» **Given records**
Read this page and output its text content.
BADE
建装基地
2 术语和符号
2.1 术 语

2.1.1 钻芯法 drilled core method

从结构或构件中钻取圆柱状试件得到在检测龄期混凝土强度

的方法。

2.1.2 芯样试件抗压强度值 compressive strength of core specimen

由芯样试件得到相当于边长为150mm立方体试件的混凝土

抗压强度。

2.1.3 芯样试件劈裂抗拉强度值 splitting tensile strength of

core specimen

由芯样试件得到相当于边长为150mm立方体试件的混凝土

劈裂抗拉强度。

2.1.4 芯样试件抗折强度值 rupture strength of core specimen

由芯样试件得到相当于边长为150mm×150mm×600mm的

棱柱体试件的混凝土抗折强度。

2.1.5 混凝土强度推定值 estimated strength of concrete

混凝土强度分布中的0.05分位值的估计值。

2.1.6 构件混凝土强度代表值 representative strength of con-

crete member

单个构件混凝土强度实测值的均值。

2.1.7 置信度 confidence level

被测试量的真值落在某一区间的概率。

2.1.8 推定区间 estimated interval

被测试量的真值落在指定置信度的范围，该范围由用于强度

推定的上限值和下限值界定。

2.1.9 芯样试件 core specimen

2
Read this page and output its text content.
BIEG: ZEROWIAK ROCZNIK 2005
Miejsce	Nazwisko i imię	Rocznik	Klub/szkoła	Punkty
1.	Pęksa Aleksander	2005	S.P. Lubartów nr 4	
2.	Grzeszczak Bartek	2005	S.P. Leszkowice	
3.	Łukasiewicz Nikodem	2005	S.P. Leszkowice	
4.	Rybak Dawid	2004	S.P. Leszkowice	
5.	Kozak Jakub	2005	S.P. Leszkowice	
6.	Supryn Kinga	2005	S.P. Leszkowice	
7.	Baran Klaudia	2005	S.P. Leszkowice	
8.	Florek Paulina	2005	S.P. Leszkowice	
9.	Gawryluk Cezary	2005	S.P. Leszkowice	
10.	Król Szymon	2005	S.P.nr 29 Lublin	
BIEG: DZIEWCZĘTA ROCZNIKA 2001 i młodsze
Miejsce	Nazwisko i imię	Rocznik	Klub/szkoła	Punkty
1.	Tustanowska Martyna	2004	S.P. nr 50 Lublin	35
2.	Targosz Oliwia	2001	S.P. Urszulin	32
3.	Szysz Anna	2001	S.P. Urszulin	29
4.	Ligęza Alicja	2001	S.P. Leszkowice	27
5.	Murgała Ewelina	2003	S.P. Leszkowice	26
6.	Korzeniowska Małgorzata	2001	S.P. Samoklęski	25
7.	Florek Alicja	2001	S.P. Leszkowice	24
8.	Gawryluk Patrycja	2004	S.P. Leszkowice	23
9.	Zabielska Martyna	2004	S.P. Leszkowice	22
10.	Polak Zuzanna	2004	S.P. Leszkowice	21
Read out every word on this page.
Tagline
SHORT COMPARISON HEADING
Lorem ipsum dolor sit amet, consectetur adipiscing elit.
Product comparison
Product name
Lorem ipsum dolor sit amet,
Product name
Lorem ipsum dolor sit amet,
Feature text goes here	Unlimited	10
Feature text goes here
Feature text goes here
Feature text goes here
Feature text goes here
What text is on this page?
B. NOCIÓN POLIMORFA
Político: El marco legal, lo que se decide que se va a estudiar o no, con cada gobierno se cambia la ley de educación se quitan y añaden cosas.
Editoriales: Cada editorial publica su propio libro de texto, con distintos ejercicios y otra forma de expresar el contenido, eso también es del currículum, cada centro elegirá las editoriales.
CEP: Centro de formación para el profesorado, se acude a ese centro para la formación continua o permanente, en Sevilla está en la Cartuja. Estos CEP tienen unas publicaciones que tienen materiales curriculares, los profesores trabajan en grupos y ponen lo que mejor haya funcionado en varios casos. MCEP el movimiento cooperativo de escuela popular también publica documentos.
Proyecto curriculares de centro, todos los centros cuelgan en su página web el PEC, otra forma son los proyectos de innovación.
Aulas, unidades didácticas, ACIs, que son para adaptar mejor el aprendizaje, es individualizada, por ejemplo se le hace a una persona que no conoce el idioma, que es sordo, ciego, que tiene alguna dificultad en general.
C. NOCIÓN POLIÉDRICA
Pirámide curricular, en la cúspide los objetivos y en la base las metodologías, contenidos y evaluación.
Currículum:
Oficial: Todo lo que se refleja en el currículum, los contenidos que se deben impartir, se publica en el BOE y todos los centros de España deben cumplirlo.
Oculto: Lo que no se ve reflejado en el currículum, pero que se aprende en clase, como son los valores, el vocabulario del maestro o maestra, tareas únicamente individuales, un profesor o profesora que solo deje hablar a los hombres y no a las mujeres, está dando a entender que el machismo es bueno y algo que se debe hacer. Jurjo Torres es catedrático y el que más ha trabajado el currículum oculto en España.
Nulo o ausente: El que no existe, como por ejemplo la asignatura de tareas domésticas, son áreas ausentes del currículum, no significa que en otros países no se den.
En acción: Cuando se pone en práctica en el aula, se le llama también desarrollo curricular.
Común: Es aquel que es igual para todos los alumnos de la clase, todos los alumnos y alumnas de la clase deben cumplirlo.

» **Exercise objective**
Identify and copy lines that hold the string "contenidos".

» **Result of this task**
Pirámide curricular, en la cúspide los objetivos y en la base las metodologías, contenidos y evaluación.
Oficial: Todo lo que se refleja en el currículum, los contenidos que se deben impartir, se publica en el BOE y todos los centros de España deben cumplirlo.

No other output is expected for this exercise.